### [Material shown]
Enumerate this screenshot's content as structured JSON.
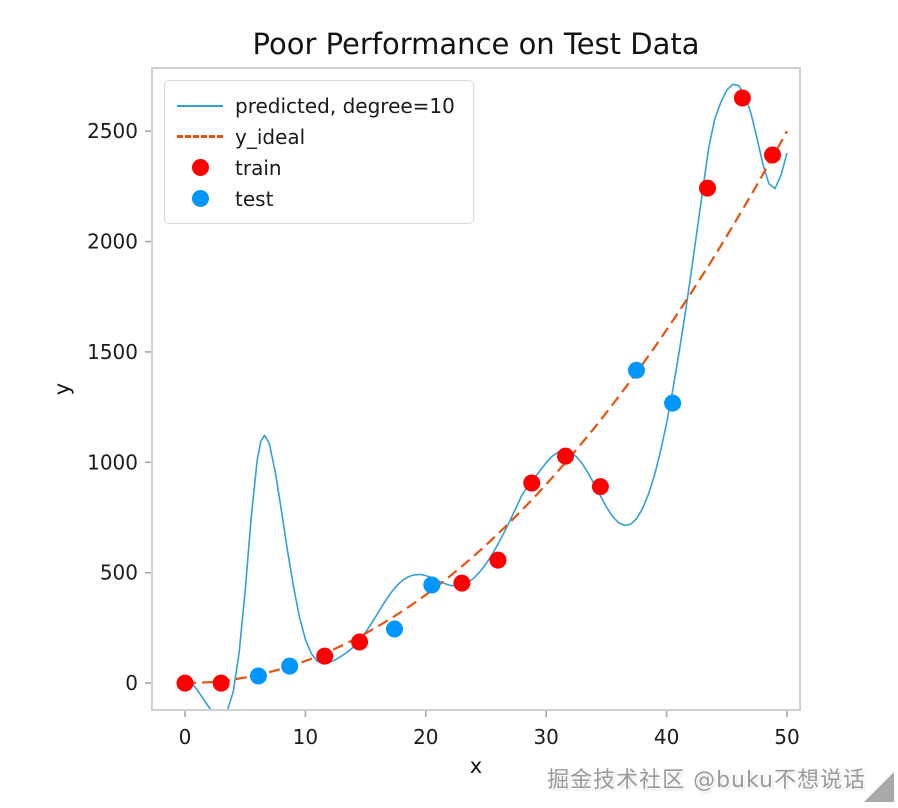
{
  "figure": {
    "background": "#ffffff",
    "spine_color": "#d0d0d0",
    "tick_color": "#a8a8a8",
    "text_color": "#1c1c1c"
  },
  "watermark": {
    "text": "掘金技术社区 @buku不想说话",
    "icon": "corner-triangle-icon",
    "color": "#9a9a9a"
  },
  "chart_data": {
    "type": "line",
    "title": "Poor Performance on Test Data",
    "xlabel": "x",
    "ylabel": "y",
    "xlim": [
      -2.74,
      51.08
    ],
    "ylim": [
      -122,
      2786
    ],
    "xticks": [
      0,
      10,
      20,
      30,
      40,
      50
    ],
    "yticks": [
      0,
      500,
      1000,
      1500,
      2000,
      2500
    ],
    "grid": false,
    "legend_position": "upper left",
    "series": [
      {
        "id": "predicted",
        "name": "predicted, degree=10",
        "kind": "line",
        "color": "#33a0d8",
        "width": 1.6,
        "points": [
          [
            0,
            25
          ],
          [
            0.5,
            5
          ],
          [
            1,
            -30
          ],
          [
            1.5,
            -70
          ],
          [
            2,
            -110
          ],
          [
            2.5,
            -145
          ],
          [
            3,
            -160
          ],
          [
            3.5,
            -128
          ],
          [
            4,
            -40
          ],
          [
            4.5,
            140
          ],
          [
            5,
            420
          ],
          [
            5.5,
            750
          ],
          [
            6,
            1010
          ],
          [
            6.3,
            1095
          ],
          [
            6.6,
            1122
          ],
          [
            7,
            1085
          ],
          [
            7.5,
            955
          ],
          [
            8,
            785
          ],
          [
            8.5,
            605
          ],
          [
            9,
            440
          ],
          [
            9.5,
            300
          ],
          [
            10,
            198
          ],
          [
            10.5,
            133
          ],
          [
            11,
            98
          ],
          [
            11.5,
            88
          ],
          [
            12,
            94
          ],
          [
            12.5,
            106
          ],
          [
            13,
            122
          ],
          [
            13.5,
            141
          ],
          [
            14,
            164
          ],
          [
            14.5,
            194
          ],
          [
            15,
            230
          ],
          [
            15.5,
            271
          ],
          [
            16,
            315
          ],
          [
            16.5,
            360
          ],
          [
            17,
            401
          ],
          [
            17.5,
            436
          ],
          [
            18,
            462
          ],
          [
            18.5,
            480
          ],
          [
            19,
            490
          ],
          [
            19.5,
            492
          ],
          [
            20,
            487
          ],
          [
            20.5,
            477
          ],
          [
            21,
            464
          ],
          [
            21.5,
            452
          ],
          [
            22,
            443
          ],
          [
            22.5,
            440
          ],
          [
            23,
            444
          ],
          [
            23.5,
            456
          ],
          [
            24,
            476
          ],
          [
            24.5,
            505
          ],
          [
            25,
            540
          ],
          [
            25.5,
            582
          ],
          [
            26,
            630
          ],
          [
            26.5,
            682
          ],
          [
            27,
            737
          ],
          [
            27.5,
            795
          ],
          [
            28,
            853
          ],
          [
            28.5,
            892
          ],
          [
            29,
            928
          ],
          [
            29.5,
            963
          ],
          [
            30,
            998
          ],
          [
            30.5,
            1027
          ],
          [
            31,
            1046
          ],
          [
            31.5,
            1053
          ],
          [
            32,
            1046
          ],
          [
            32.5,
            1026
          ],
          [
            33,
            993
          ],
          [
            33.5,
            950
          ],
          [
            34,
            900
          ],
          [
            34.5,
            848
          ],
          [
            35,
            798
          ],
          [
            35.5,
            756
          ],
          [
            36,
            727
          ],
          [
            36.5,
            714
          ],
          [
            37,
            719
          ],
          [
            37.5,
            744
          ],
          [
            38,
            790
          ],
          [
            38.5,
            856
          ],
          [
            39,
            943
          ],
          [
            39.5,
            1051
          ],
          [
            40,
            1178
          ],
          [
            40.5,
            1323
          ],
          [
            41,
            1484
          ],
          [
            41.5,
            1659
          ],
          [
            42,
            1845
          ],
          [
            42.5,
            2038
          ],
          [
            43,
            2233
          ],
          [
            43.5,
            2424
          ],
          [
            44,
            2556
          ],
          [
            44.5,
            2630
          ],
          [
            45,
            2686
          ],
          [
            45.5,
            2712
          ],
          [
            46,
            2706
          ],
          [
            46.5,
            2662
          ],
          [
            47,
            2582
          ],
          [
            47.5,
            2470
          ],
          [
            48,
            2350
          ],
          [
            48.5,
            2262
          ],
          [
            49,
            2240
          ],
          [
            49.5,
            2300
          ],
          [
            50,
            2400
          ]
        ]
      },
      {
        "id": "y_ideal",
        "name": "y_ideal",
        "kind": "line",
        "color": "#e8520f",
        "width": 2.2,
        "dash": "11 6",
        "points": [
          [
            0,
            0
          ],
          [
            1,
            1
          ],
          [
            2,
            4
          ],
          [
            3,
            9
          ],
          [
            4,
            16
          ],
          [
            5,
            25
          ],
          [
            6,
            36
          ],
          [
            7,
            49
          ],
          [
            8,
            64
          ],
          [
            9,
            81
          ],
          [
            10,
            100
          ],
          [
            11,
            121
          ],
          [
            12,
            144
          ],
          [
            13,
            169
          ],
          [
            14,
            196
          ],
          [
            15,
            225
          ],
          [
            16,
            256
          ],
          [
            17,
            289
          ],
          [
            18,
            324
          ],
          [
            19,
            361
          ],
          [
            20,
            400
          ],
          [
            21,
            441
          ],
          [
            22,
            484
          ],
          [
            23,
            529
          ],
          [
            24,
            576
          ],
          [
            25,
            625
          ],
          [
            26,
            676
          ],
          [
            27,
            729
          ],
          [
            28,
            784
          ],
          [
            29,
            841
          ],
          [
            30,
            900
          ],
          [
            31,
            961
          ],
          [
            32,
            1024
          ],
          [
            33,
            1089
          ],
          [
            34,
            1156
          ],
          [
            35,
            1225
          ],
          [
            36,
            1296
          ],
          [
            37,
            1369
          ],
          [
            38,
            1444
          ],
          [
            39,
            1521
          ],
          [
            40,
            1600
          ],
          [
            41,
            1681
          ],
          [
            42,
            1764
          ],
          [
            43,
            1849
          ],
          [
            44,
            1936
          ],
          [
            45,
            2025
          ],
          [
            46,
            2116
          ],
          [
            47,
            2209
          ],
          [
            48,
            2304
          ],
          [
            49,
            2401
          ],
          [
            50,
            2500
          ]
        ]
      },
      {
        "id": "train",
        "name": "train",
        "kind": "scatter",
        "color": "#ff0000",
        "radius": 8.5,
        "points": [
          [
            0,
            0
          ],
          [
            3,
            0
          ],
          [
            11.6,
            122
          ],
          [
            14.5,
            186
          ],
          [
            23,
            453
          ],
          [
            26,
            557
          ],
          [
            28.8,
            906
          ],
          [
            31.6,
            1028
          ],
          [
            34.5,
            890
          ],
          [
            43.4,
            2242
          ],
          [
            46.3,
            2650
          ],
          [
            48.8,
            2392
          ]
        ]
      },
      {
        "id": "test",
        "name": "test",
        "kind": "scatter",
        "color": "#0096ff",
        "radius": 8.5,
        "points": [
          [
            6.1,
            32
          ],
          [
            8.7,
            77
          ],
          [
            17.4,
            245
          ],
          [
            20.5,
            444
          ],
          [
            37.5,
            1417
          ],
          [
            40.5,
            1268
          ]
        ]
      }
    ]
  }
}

### [Description of the task]
Repeat everything in the records precisely. Images are excluded from the copy.

### [Solution for this problem]
Enumerate this screenshot's content as structured JSON.
{
  "figure": {
    "background": "#ffffff",
    "spine_color": "#d0d0d0",
    "tick_color": "#a8a8a8",
    "text_color": "#1c1c1c"
  },
  "watermark": {
    "text": "掘金技术社区 @buku不想说话",
    "icon": "corner-triangle-icon",
    "color": "#9a9a9a"
  },
  "chart_data": {
    "type": "line",
    "title": "Poor Performance on Test Data",
    "xlabel": "x",
    "ylabel": "y",
    "xlim": [
      -2.74,
      51.08
    ],
    "ylim": [
      -122,
      2786
    ],
    "xticks": [
      0,
      10,
      20,
      30,
      40,
      50
    ],
    "yticks": [
      0,
      500,
      1000,
      1500,
      2000,
      2500
    ],
    "grid": false,
    "legend_position": "upper left",
    "series": [
      {
        "id": "predicted",
        "name": "predicted, degree=10",
        "kind": "line",
        "color": "#33a0d8",
        "width": 1.6,
        "points": [
          [
            0,
            25
          ],
          [
            0.5,
            5
          ],
          [
            1,
            -30
          ],
          [
            1.5,
            -70
          ],
          [
            2,
            -110
          ],
          [
            2.5,
            -145
          ],
          [
            3,
            -160
          ],
          [
            3.5,
            -128
          ],
          [
            4,
            -40
          ],
          [
            4.5,
            140
          ],
          [
            5,
            420
          ],
          [
            5.5,
            750
          ],
          [
            6,
            1010
          ],
          [
            6.3,
            1095
          ],
          [
            6.6,
            1122
          ],
          [
            7,
            1085
          ],
          [
            7.5,
            955
          ],
          [
            8,
            785
          ],
          [
            8.5,
            605
          ],
          [
            9,
            440
          ],
          [
            9.5,
            300
          ],
          [
            10,
            198
          ],
          [
            10.5,
            133
          ],
          [
            11,
            98
          ],
          [
            11.5,
            88
          ],
          [
            12,
            94
          ],
          [
            12.5,
            106
          ],
          [
            13,
            122
          ],
          [
            13.5,
            141
          ],
          [
            14,
            164
          ],
          [
            14.5,
            194
          ],
          [
            15,
            230
          ],
          [
            15.5,
            271
          ],
          [
            16,
            315
          ],
          [
            16.5,
            360
          ],
          [
            17,
            401
          ],
          [
            17.5,
            436
          ],
          [
            18,
            462
          ],
          [
            18.5,
            480
          ],
          [
            19,
            490
          ],
          [
            19.5,
            492
          ],
          [
            20,
            487
          ],
          [
            20.5,
            477
          ],
          [
            21,
            464
          ],
          [
            21.5,
            452
          ],
          [
            22,
            443
          ],
          [
            22.5,
            440
          ],
          [
            23,
            444
          ],
          [
            23.5,
            456
          ],
          [
            24,
            476
          ],
          [
            24.5,
            505
          ],
          [
            25,
            540
          ],
          [
            25.5,
            582
          ],
          [
            26,
            630
          ],
          [
            26.5,
            682
          ],
          [
            27,
            737
          ],
          [
            27.5,
            795
          ],
          [
            28,
            853
          ],
          [
            28.5,
            892
          ],
          [
            29,
            928
          ],
          [
            29.5,
            963
          ],
          [
            30,
            998
          ],
          [
            30.5,
            1027
          ],
          [
            31,
            1046
          ],
          [
            31.5,
            1053
          ],
          [
            32,
            1046
          ],
          [
            32.5,
            1026
          ],
          [
            33,
            993
          ],
          [
            33.5,
            950
          ],
          [
            34,
            900
          ],
          [
            34.5,
            848
          ],
          [
            35,
            798
          ],
          [
            35.5,
            756
          ],
          [
            36,
            727
          ],
          [
            36.5,
            714
          ],
          [
            37,
            719
          ],
          [
            37.5,
            744
          ],
          [
            38,
            790
          ],
          [
            38.5,
            856
          ],
          [
            39,
            943
          ],
          [
            39.5,
            1051
          ],
          [
            40,
            1178
          ],
          [
            40.5,
            1323
          ],
          [
            41,
            1484
          ],
          [
            41.5,
            1659
          ],
          [
            42,
            1845
          ],
          [
            42.5,
            2038
          ],
          [
            43,
            2233
          ],
          [
            43.5,
            2424
          ],
          [
            44,
            2556
          ],
          [
            44.5,
            2630
          ],
          [
            45,
            2686
          ],
          [
            45.5,
            2712
          ],
          [
            46,
            2706
          ],
          [
            46.5,
            2662
          ],
          [
            47,
            2582
          ],
          [
            47.5,
            2470
          ],
          [
            48,
            2350
          ],
          [
            48.5,
            2262
          ],
          [
            49,
            2240
          ],
          [
            49.5,
            2300
          ],
          [
            50,
            2400
          ]
        ]
      },
      {
        "id": "y_ideal",
        "name": "y_ideal",
        "kind": "line",
        "color": "#e8520f",
        "width": 2.2,
        "dash": "11 6",
        "points": [
          [
            0,
            0
          ],
          [
            1,
            1
          ],
          [
            2,
            4
          ],
          [
            3,
            9
          ],
          [
            4,
            16
          ],
          [
            5,
            25
          ],
          [
            6,
            36
          ],
          [
            7,
            49
          ],
          [
            8,
            64
          ],
          [
            9,
            81
          ],
          [
            10,
            100
          ],
          [
            11,
            121
          ],
          [
            12,
            144
          ],
          [
            13,
            169
          ],
          [
            14,
            196
          ],
          [
            15,
            225
          ],
          [
            16,
            256
          ],
          [
            17,
            289
          ],
          [
            18,
            324
          ],
          [
            19,
            361
          ],
          [
            20,
            400
          ],
          [
            21,
            441
          ],
          [
            22,
            484
          ],
          [
            23,
            529
          ],
          [
            24,
            576
          ],
          [
            25,
            625
          ],
          [
            26,
            676
          ],
          [
            27,
            729
          ],
          [
            28,
            784
          ],
          [
            29,
            841
          ],
          [
            30,
            900
          ],
          [
            31,
            961
          ],
          [
            32,
            1024
          ],
          [
            33,
            1089
          ],
          [
            34,
            1156
          ],
          [
            35,
            1225
          ],
          [
            36,
            1296
          ],
          [
            37,
            1369
          ],
          [
            38,
            1444
          ],
          [
            39,
            1521
          ],
          [
            40,
            1600
          ],
          [
            41,
            1681
          ],
          [
            42,
            1764
          ],
          [
            43,
            1849
          ],
          [
            44,
            1936
          ],
          [
            45,
            2025
          ],
          [
            46,
            2116
          ],
          [
            47,
            2209
          ],
          [
            48,
            2304
          ],
          [
            49,
            2401
          ],
          [
            50,
            2500
          ]
        ]
      },
      {
        "id": "train",
        "name": "train",
        "kind": "scatter",
        "color": "#ff0000",
        "radius": 8.5,
        "points": [
          [
            0,
            0
          ],
          [
            3,
            0
          ],
          [
            11.6,
            122
          ],
          [
            14.5,
            186
          ],
          [
            23,
            453
          ],
          [
            26,
            557
          ],
          [
            28.8,
            906
          ],
          [
            31.6,
            1028
          ],
          [
            34.5,
            890
          ],
          [
            43.4,
            2242
          ],
          [
            46.3,
            2650
          ],
          [
            48.8,
            2392
          ]
        ]
      },
      {
        "id": "test",
        "name": "test",
        "kind": "scatter",
        "color": "#0096ff",
        "radius": 8.5,
        "points": [
          [
            6.1,
            32
          ],
          [
            8.7,
            77
          ],
          [
            17.4,
            245
          ],
          [
            20.5,
            444
          ],
          [
            37.5,
            1417
          ],
          [
            40.5,
            1268
          ]
        ]
      }
    ]
  }
}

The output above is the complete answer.